- **THE PROBLEM**:
Lines holding the string "Агинского" are the ones to copy from this listing.

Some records
- - - - - - -
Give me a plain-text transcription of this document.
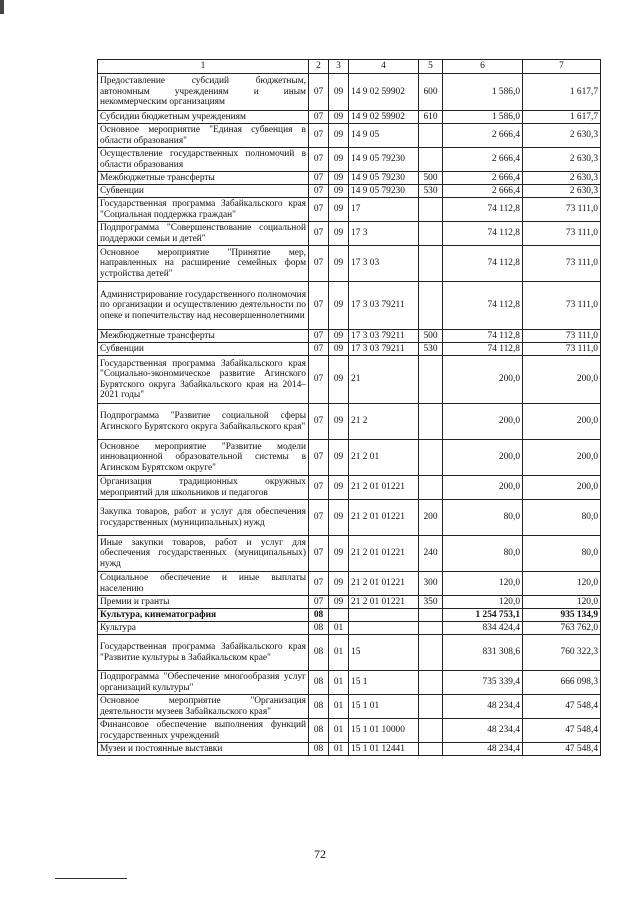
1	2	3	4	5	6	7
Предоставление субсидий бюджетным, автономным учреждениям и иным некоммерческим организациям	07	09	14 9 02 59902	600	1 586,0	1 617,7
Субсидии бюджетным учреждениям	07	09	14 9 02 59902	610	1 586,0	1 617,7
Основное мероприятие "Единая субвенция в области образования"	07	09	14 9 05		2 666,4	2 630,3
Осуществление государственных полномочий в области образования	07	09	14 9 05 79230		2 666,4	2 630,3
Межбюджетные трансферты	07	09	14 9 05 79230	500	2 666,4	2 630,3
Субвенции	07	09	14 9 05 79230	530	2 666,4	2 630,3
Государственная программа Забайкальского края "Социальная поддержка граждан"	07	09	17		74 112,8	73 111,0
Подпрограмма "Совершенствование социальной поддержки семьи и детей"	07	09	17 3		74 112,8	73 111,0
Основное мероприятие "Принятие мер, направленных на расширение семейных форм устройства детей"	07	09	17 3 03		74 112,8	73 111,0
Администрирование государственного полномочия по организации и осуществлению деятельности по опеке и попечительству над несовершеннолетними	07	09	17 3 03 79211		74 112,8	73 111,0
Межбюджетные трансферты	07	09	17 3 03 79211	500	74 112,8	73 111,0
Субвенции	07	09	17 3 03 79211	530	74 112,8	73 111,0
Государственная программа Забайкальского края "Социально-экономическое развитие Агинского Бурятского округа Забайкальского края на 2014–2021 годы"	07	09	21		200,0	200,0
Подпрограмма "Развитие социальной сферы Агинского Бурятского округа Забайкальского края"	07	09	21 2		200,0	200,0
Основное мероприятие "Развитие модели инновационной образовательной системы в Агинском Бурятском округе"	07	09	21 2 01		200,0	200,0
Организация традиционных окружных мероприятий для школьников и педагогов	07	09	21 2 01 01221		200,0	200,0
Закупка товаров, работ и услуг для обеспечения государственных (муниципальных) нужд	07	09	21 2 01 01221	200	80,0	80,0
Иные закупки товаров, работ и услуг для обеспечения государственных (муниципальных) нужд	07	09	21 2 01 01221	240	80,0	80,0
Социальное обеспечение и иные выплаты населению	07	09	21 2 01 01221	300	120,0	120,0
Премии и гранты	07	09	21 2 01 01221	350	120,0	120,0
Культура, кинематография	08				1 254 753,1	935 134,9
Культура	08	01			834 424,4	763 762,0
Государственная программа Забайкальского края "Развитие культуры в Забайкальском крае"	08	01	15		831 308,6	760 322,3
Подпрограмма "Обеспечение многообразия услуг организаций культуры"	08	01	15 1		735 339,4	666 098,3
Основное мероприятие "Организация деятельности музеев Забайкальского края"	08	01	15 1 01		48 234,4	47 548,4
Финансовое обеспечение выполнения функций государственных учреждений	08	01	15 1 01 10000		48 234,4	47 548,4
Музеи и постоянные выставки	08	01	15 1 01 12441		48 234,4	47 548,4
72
- - - - - - -
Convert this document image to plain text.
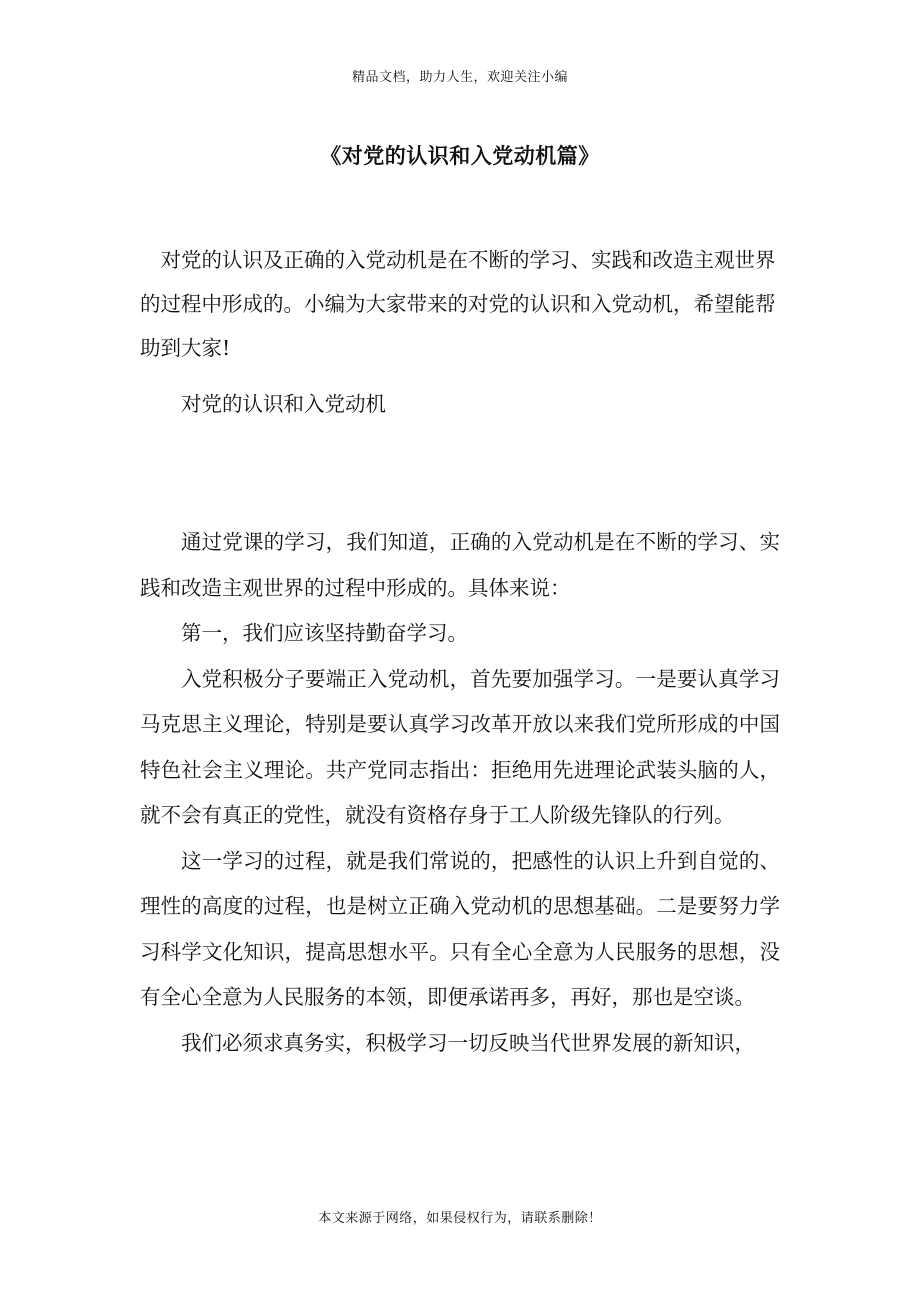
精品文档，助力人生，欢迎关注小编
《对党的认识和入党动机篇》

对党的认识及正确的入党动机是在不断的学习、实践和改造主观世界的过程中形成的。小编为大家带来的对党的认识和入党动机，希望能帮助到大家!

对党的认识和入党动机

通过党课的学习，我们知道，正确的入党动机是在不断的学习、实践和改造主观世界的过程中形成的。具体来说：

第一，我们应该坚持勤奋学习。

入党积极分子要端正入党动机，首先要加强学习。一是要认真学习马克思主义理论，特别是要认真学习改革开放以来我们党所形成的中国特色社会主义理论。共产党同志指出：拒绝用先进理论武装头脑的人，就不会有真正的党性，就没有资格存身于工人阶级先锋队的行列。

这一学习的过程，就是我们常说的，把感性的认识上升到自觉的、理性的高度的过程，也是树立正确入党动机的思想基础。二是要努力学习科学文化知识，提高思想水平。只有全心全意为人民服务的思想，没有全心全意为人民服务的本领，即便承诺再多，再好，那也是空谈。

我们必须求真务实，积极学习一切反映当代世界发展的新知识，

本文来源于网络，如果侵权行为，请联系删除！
- - - - - - -
- **COMPLETED TASK**:
Государственная программа Забайкальского края "Социально-экономическое развитие Агинского Бурятского округа Забайкальского края на 2014–2021 годы"	07	09	21		200,0	200,0
Подпрограмма "Развитие социальной сферы Агинского Бурятского округа Забайкальского края"	07	09	21 2		200,0	200,0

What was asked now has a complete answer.